Records contained in a dataset
———

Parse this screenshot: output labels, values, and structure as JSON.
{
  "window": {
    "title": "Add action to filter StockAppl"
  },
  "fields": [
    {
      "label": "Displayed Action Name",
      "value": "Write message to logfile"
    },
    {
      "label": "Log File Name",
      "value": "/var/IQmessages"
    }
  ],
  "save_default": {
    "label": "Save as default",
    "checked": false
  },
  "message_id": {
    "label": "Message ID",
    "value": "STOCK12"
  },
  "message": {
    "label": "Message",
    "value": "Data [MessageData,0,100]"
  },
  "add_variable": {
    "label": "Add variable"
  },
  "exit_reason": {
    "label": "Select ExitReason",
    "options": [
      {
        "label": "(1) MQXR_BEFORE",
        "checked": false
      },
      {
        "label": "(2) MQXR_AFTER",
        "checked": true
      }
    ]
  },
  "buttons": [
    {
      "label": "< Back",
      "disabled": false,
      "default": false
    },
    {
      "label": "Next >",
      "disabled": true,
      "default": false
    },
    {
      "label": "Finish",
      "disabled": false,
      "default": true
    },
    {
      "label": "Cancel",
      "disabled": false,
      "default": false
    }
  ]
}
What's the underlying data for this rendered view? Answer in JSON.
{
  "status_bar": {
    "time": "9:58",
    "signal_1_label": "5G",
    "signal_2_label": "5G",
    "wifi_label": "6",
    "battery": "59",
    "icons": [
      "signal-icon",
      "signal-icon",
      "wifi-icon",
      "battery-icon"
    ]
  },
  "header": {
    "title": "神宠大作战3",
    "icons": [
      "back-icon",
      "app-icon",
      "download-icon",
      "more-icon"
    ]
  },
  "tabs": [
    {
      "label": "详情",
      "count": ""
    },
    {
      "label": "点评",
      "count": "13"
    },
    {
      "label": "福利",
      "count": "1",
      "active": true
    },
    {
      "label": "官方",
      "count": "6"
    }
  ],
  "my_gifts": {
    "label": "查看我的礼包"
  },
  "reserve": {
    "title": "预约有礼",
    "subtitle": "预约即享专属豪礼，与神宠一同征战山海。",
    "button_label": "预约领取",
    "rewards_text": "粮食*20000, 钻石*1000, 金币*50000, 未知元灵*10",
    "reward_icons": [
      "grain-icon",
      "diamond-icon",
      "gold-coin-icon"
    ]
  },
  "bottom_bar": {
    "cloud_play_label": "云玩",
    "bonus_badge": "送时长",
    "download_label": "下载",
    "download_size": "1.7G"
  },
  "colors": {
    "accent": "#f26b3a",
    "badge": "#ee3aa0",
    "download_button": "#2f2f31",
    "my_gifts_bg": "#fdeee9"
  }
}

———

→ **Direction**:
Nothing outside the span should appear: transcribe the lines from the one containing "What's the underlying" through the last line of the records.

→ **Complete output**:
What's the underlying data for this rendered view? Answer in JSON.
{
  "status_bar": {
    "time": "9:58",
    "signal_1_label": "5G",
    "signal_2_label": "5G",
    "wifi_label": "6",
    "battery": "59",
    "icons": [
      "signal-icon",
      "signal-icon",
      "wifi-icon",
      "battery-icon"
    ]
  },
  "header": {
    "title": "神宠大作战3",
    "icons": [
      "back-icon",
      "app-icon",
      "download-icon",
      "more-icon"
    ]
  },
  "tabs": [
    {
      "label": "详情",
      "count": ""
    },
    {
      "label": "点评",
      "count": "13"
    },
    {
      "label": "福利",
      "count": "1",
      "active": true
    },
    {
      "label": "官方",
      "count": "6"
    }
  ],
  "my_gifts": {
    "label": "查看我的礼包"
  },
  "reserve": {
    "title": "预约有礼",
    "subtitle": "预约即享专属豪礼，与神宠一同征战山海。",
    "button_label": "预约领取",
    "rewards_text": "粮食*20000, 钻石*1000, 金币*50000, 未知元灵*10",
    "reward_icons": [
      "grain-icon",
      "diamond-icon",
      "gold-coin-icon"
    ]
  },
  "bottom_bar": {
    "cloud_play_label": "云玩",
    "bonus_badge": "送时长",
    "download_label": "下载",
    "download_size": "1.7G"
  },
  "colors": {
    "accent": "#f26b3a",
    "badge": "#ee3aa0",
    "download_button": "#2f2f31",
    "my_gifts_bg": "#fdeee9"
  }
}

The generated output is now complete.